#### Material for this task

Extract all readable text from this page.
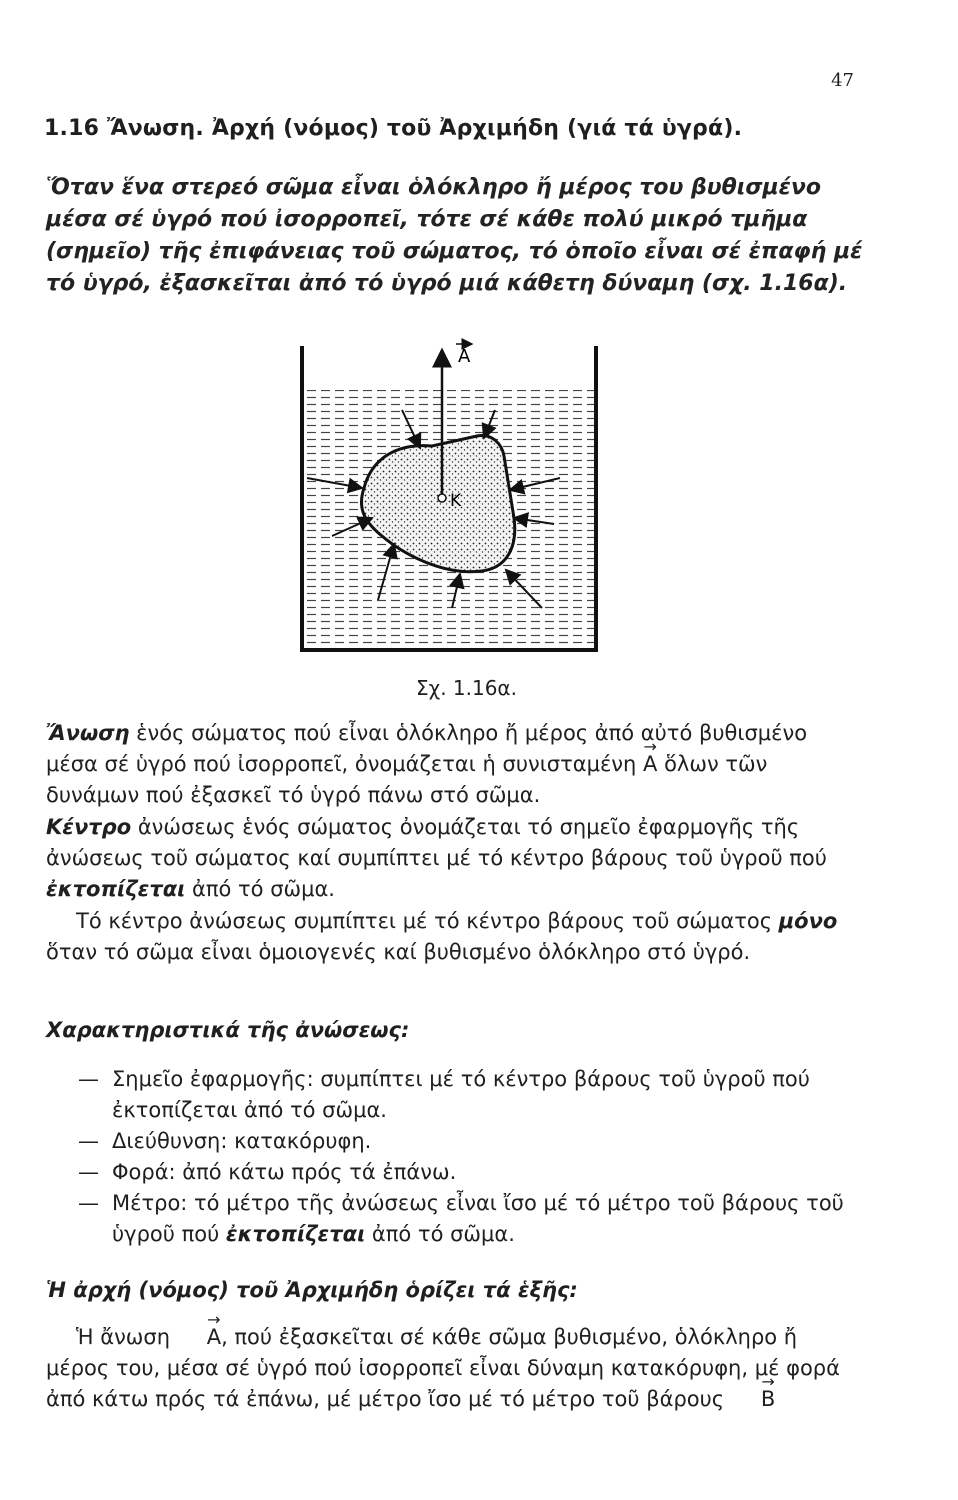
47
1.16 Ἄνωση. Ἀρχή (νόμος) τοῦ Ἀρχιμήδη (γιά τά ὑγρά).
Ὅταν ἕνα στερεό σῶμα εἶναι ὁλόκληρο ἤ μέρος του βυθισμένο μέσα σέ ὑγρό πού ἰσορροπεῖ, τότε σέ κάθε πολύ μικρό τμῆμα (σημεῖο) τῆς ἐπιφάνειας τοῦ σώματος, τό ὁποῖο εἶναι σέ ἐπαφή μέ τό ὑγρό, ἐξασκεῖται ἀπό τό ὑγρό μιά κάθετη δύναμη (σχ. 1.16α).
A
K
Σχ. 1.16α.

Ἄνωση ἑνός σώματος πού εἶναι ὁλόκληρο ἤ μέρος ἀπό αὐτό βυθισμένο μέσα σέ ὑγρό πού ἰσορροπεῖ, ὀνομάζεται ἡ συνισταμένη → A ὅλων τῶν δυνάμων πού ἐξασκεῖ τό ὑγρό πάνω στό σῶμα.

Κέντρο ἀνώσεως ἑνός σώματος ὀνομάζεται τό σημεῖο ἐφαρμογῆς τῆς ἀνώσεως τοῦ σώματος καί συμπίπτει μέ τό κέντρο βάρους τοῦ ὑγροῦ πού ἐκτοπίζεται ἀπό τό σῶμα.

Τό κέντρο ἀνώσεως συμπίπτει μέ τό κέντρο βάρους τοῦ σώματος μόνο ὅταν τό σῶμα εἶναι ὁμοιογενές καί βυθισμένο ὁλόκληρο στό ὑγρό.

Χαρακτηριστικά τῆς ἀνώσεως:
— Σημεῖο ἐφαρμογῆς: συμπίπτει μέ τό κέντρο βάρους τοῦ ὑγροῦ πού ἐκτοπίζεται ἀπό τό σῶμα.
— Διεύθυνση: κατακόρυφη.
— Φορά: ἀπό κάτω πρός τά ἐπάνω.
— Μέτρο: τό μέτρο τῆς ἀνώσεως εἶναι ἴσο μέ τό μέτρο τοῦ βάρους τοῦ ὑγροῦ πού ἐκτοπίζεται ἀπό τό σῶμα.
Ἡ ἀρχή (νόμος) τοῦ Ἀρχιμήδη ὁρίζει τά ἑξῆς:

Ἡ ἄνωση → A, πού ἐξασκεῖται σέ κάθε σῶμα βυθισμένο, ὁλόκληρο ἤ μέρος του, μέσα σέ ὑγρό πού ἰσορροπεῖ εἶναι δύναμη κατακόρυφη, μέ φορά ἀπό κάτω πρός τά ἐπάνω, μέ μέτρο ἴσο μέ τό μέτρο τοῦ βάρους → B
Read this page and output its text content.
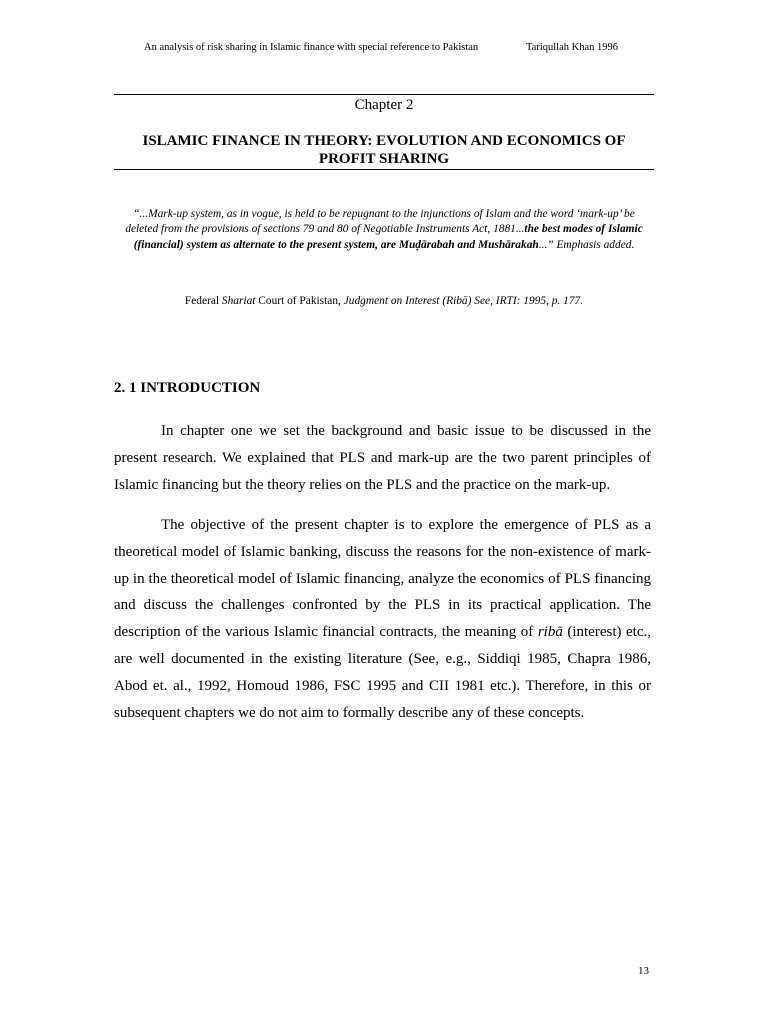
An analysis of risk sharing in Islamic finance with special reference to Pakistan	Tariqullah Khan 1996
Chapter 2
ISLAMIC FINANCE IN THEORY: EVOLUTION AND ECONOMICS OF
PROFIT SHARING
“...Mark-up system, as in vogue, is held to be repugnant to the injunctions of Islam and the word ‘mark-up’ be deleted from the provisions of sections 79 and 80 of Negotiable Instruments Act, 1881...the best modes of Islamic (financial) system as alternate to the present system, are Muḍārabah and Mushārakah...” Emphasis added.
Federal Shariat Court of Pakistan, Judgment on Interest (Ribā) See, IRTI: 1995, p. 177.
2. 1 INTRODUCTION

In chapter one we set the background and basic issue to be discussed in the present research. We explained that PLS and mark-up are the two parent principles of Islamic financing but the theory relies on the PLS and the practice on the mark-up.

The objective of the present chapter is to explore the emergence of PLS as a theoretical model of Islamic banking, discuss the reasons for the non-existence of mark-up in the theoretical model of Islamic financing, analyze the economics of PLS financing and discuss the challenges confronted by the PLS in its practical application. The description of the various Islamic financial contracts, the meaning of ribā (interest) etc., are well documented in the existing literature (See, e.g., Siddiqi 1985, Chapra 1986, Abod et. al., 1992, Homoud 1986, FSC 1995 and CII 1981 etc.). Therefore, in this or subsequent chapters we do not aim to formally describe any of these concepts.

13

########

> **Exercise brief**
Copy out the entries verbatim and leave the images out.

> **Answer for the task**
Extract all readable text from this page.
47
1.16 Ἄνωση. Ἀρχή (νόμος) τοῦ Ἀρχιμήδη (γιά τά ὑγρά).
Ὅταν ἕνα στερεό σῶμα εἶναι ὁλόκληρο ἤ μέρος του βυθισμένο μέσα σέ ὑγρό πού ἰσορροπεῖ, τότε σέ κάθε πολύ μικρό τμῆμα (σημεῖο) τῆς ἐπιφάνειας τοῦ σώματος, τό ὁποῖο εἶναι σέ ἐπαφή μέ τό ὑγρό, ἐξασκεῖται ἀπό τό ὑγρό μιά κάθετη δύναμη (σχ. 1.16α).
A
K
Σχ. 1.16α.

Ἄνωση ἑνός σώματος πού εἶναι ὁλόκληρο ἤ μέρος ἀπό αὐτό βυθισμένο μέσα σέ ὑγρό πού ἰσορροπεῖ, ὀνομάζεται ἡ συνισταμένη → A ὅλων τῶν δυνάμων πού ἐξασκεῖ τό ὑγρό πάνω στό σῶμα.

Κέντρο ἀνώσεως ἑνός σώματος ὀνομάζεται τό σημεῖο ἐφαρμογῆς τῆς ἀνώσεως τοῦ σώματος καί συμπίπτει μέ τό κέντρο βάρους τοῦ ὑγροῦ πού ἐκτοπίζεται ἀπό τό σῶμα.

Τό κέντρο ἀνώσεως συμπίπτει μέ τό κέντρο βάρους τοῦ σώματος μόνο ὅταν τό σῶμα εἶναι ὁμοιογενές καί βυθισμένο ὁλόκληρο στό ὑγρό.

Χαρακτηριστικά τῆς ἀνώσεως:
— Σημεῖο ἐφαρμογῆς: συμπίπτει μέ τό κέντρο βάρους τοῦ ὑγροῦ πού ἐκτοπίζεται ἀπό τό σῶμα.
— Διεύθυνση: κατακόρυφη.
— Φορά: ἀπό κάτω πρός τά ἐπάνω.
— Μέτρο: τό μέτρο τῆς ἀνώσεως εἶναι ἴσο μέ τό μέτρο τοῦ βάρους τοῦ ὑγροῦ πού ἐκτοπίζεται ἀπό τό σῶμα.
Ἡ ἀρχή (νόμος) τοῦ Ἀρχιμήδη ὁρίζει τά ἑξῆς:

Ἡ ἄνωση → A, πού ἐξασκεῖται σέ κάθε σῶμα βυθισμένο, ὁλόκληρο ἤ μέρος του, μέσα σέ ὑγρό πού ἰσορροπεῖ εἶναι δύναμη κατακόρυφη, μέ φορά ἀπό κάτω πρός τά ἐπάνω, μέ μέτρο ἴσο μέ τό μέτρο τοῦ βάρους → B
Read this page and output its text content.
An analysis of risk sharing in Islamic finance with special reference to Pakistan	Tariqullah Khan 1996
Chapter 2
ISLAMIC FINANCE IN THEORY: EVOLUTION AND ECONOMICS OF
PROFIT SHARING
“...Mark-up system, as in vogue, is held to be repugnant to the injunctions of Islam and the word ‘mark-up’ be deleted from the provisions of sections 79 and 80 of Negotiable Instruments Act, 1881...the best modes of Islamic (financial) system as alternate to the present system, are Muḍārabah and Mushārakah...” Emphasis added.
Federal Shariat Court of Pakistan, Judgment on Interest (Ribā) See, IRTI: 1995, p. 177.
2. 1 INTRODUCTION

In chapter one we set the background and basic issue to be discussed in the present research. We explained that PLS and mark-up are the two parent principles of Islamic financing but the theory relies on the PLS and the practice on the mark-up.

The objective of the present chapter is to explore the emergence of PLS as a theoretical model of Islamic banking, discuss the reasons for the non-existence of mark-up in the theoretical model of Islamic financing, analyze the economics of PLS financing and discuss the challenges confronted by the PLS in its practical application. The description of the various Islamic financial contracts, the meaning of ribā (interest) etc., are well documented in the existing literature (See, e.g., Siddiqi 1985, Chapra 1986, Abod et. al., 1992, Homoud 1986, FSC 1995 and CII 1981 etc.). Therefore, in this or subsequent chapters we do not aim to formally describe any of these concepts.

13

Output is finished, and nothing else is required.